### Your task
Identify all lines of the data containing the string "text" and copy them.

### Task material
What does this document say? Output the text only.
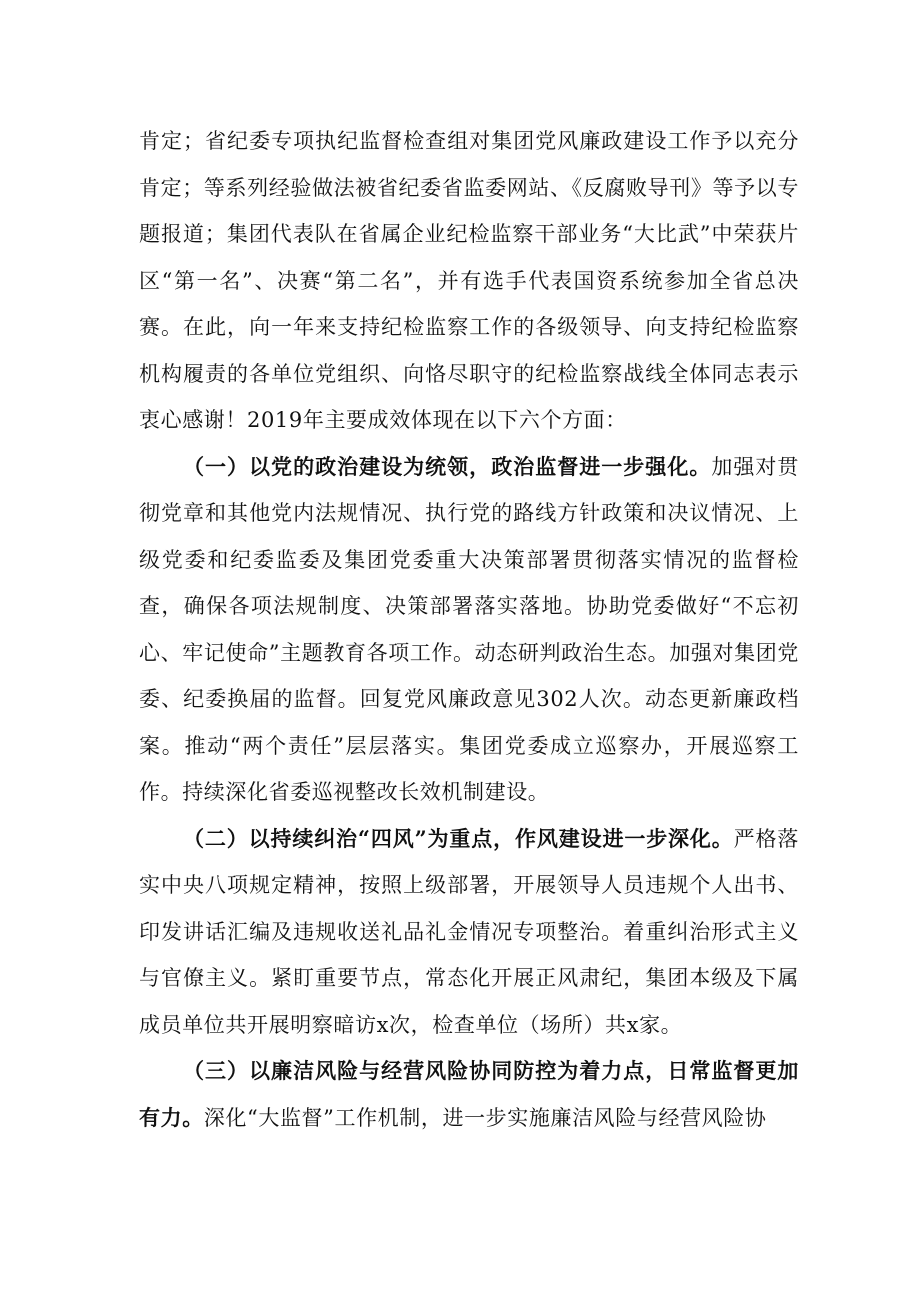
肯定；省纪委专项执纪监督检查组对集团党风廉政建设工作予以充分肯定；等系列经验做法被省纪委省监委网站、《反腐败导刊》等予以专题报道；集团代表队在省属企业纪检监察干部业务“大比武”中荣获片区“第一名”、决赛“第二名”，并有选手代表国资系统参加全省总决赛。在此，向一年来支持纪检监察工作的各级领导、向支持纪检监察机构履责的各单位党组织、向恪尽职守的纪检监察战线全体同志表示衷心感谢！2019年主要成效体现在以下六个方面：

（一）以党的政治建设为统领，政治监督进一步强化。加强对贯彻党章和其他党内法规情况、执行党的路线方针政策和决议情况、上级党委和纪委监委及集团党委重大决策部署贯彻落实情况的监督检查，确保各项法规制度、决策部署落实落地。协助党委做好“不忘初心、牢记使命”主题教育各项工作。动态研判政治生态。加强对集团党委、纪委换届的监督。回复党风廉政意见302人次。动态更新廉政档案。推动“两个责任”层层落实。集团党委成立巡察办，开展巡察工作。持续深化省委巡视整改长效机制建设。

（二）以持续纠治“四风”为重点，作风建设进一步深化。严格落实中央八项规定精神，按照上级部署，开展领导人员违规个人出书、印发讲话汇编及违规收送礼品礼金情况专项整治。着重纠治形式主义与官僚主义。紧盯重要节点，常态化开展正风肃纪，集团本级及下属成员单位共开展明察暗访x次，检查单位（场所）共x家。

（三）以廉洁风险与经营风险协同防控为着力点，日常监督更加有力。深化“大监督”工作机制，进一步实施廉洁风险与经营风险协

--

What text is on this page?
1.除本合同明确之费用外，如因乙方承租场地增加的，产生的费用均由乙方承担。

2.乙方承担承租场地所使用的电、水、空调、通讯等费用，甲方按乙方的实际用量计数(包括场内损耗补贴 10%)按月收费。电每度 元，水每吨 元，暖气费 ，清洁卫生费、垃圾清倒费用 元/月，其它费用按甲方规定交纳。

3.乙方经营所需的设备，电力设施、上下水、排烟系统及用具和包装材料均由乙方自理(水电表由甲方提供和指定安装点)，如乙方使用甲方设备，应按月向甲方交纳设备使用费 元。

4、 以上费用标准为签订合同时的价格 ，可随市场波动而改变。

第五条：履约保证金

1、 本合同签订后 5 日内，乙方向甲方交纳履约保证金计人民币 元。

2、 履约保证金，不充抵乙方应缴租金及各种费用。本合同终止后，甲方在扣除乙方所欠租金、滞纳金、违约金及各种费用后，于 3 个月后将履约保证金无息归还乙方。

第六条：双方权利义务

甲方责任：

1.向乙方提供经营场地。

### Full answer
What does this document say? Output the text only.
What text is on this page?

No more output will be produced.